* _Task details_: Please retype, character for character, the part of the article on internet bandwidth growth that opens with the words containing "Both average and" and closes with "to the research.".

* _Text shown_:
=== Begin Enclosure ===

Africa leads the way in terms of bandwidth growth levels, experiencing the “most rapid” growth of international internet bandwidth and beating global growth estimates.
The continent experienced a compound annual growth rate (CAGR) of 44% between 2018 and 2022, reveals telecommunications market research and consulting firm TeleGeography.
Asia’s bandwidth growth is just behind the African continent, rising at a 35% CAGR during the same period, it reveals.
The telecoms analysis company's latest data of Global Internet Geography was released this week, tracking internet capacity and traffic data sets. The research also examines factors impacting IP transit pricing and the role individual backbone operators play.
From a global perspective, the data shows the pace of internet bandwidth growth has been slowing. However, it’s still a near tripling of bandwidth since 2018, it notes.
TeleGeography research indicates global internet bandwidth rose by 28% in 2022, continuing the return to ‘normal’ from the pandemic-generated bump of 2020.
Total international bandwidth now stands at 997Tbps, representing a four-year CAGR of 29%. The firm further forecasts the Pbps era will soon be under way.
“After a tumultuous 2020 – with pandemic-induced volume surges and shifts in internet traffic patterns – network operators are back to adding bandwidth and engineering their traffic in a more measured manner,” says Paul Brodsky, TeleGeography senior research manager.
“Based on hard survey data gathered from dozens of regional and global network operators around the world, it’s clear the COVID-related expansion of internet traffic and bandwidth was a one-off phenomenon.”
International internet bandwidth growth largely mirrored that of internet traffic, it reveals.
Both average and peak international internet traffic increased at a compound annual rate of 30% between 2018 and 2022, slightly above the 29% CAGR in bandwidth over the same period, according to the research.
All of the stay-at-home activity associated with COVID-19 resulted in a spike in traffic in 2019-2020.
However, following the COVID-19 traffic surge in 2020, a global return to more typical usage patterns meant a decline in average and peak utilisation rates.
“The return to more normal usage patterns has resulted in a substantial drop in average and peak traffic for 2021-2022. Average traffic growth dropped from 47% between 2019-2020, to 29% between 2021-2022, while peak traffic growth dropped from 46% to 28% over the same time period.
“Global average and peak utilisation rates were essentially unchanged from last year, standing at 26% and 45% respectively, in both 2021 and 2022. In terms of pricing, providers’ shift to predominantly 100Gbps internet backbones continues to reduce the average cost of carrying traffic.
“Across seven major global hub cities, 10 GigE prices fell 16% compounded annually from Q2 2019 to Q2 2022, while 100 GigE port prices fell 25%.”
Future outlook
According to TeleGeography, the combined effects of new internet-enabled devices, growing broadband penetration in developing markets, higher broadband access rates and bandwidth-intensive applications will continue to fuel strong internet traffic growth.
While end-user traffic requirements will continue to rise, not all of this demand will translate directly into the need for new long-haul capacity, it states.
The research firm notes various factors will shape how the global internet will develop in the coming years. These include:
Post-COVID-19 growth trajectory: Initial evidence suggests the spike in the rate of bandwidth and traffic growth in 2020 from the pandemic was a one-time event and has largely returned to more traditional rates of growth. Operators indicated they no longer see the pandemic leading to upward adjustments to their demand forecasts.

=== End Enclosure ===

* _Provided information_:

=== Begin Enclosure ===

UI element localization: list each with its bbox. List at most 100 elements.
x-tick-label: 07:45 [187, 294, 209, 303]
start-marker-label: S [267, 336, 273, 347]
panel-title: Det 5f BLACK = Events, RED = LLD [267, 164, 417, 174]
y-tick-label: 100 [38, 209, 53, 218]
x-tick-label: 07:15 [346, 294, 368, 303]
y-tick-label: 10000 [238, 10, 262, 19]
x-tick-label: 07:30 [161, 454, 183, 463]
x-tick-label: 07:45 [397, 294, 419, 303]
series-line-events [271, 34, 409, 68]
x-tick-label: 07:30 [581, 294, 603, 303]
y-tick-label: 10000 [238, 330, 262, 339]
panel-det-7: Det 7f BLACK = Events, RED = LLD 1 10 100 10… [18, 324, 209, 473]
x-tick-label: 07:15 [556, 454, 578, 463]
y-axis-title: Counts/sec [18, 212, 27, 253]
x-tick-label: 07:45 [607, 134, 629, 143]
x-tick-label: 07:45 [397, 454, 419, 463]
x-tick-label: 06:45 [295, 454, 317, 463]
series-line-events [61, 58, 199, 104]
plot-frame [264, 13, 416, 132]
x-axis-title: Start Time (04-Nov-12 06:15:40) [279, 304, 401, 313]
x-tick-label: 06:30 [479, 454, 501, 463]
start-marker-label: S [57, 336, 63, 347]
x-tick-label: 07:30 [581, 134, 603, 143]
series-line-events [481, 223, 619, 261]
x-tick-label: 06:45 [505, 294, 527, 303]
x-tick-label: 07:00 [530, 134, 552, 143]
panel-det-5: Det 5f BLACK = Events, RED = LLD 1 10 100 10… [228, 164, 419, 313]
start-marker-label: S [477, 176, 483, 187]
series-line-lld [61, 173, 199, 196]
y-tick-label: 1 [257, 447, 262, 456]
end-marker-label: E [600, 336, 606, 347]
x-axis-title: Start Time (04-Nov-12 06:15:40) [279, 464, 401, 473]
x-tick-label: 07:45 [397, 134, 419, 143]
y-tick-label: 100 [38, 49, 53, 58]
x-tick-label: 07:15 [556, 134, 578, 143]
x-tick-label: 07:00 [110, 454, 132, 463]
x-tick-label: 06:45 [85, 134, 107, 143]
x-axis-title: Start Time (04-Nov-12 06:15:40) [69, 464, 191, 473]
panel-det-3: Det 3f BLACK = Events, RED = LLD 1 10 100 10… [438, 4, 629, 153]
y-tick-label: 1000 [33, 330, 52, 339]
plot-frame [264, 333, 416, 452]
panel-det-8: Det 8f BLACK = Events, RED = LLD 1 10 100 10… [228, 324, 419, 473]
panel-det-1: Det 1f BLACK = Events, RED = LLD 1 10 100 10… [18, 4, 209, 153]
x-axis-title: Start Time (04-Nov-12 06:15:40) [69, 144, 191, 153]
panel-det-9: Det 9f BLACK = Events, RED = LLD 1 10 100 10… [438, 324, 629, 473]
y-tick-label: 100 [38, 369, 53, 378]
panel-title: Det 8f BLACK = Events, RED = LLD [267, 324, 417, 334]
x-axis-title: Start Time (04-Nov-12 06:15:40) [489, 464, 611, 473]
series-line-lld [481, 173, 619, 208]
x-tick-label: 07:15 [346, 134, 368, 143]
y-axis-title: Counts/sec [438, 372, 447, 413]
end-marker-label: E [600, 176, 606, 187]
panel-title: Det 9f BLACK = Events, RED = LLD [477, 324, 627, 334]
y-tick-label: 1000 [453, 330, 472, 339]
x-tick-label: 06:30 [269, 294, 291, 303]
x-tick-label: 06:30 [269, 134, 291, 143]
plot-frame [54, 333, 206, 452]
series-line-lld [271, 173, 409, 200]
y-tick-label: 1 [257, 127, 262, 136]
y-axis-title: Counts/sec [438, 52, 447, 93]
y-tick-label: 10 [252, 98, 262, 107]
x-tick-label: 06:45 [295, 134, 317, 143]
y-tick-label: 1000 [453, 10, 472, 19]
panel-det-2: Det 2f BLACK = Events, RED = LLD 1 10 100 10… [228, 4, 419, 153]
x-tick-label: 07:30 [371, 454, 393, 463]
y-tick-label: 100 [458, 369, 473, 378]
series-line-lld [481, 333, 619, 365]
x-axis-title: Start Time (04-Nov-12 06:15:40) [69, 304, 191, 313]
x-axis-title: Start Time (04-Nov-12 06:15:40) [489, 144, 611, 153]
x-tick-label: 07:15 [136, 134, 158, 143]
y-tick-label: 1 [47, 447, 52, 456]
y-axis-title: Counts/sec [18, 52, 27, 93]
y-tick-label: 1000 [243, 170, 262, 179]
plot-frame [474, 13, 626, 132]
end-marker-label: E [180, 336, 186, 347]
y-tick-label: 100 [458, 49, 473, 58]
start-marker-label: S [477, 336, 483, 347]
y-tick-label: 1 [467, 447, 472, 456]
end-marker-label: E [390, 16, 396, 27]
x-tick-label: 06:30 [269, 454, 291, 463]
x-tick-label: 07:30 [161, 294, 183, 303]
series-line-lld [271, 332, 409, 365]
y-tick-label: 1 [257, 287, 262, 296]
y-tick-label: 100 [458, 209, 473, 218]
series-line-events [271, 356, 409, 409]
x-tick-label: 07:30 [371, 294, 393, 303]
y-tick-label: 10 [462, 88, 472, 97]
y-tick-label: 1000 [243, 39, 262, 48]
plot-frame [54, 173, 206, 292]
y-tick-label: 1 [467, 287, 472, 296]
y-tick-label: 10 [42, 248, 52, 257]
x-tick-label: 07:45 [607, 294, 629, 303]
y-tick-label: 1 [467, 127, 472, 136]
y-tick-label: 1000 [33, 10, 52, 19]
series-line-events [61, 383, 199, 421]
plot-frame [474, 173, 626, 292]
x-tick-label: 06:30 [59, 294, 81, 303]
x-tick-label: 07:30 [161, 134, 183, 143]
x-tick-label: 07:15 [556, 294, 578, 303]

=== End Enclosure ===

* _Reply to the exercise_:
Both average and peak international internet traffic increased at a compound annual rate of 30% between 2018 and 2022, slightly above the 29% CAGR in bandwidth over the same period, according to the research.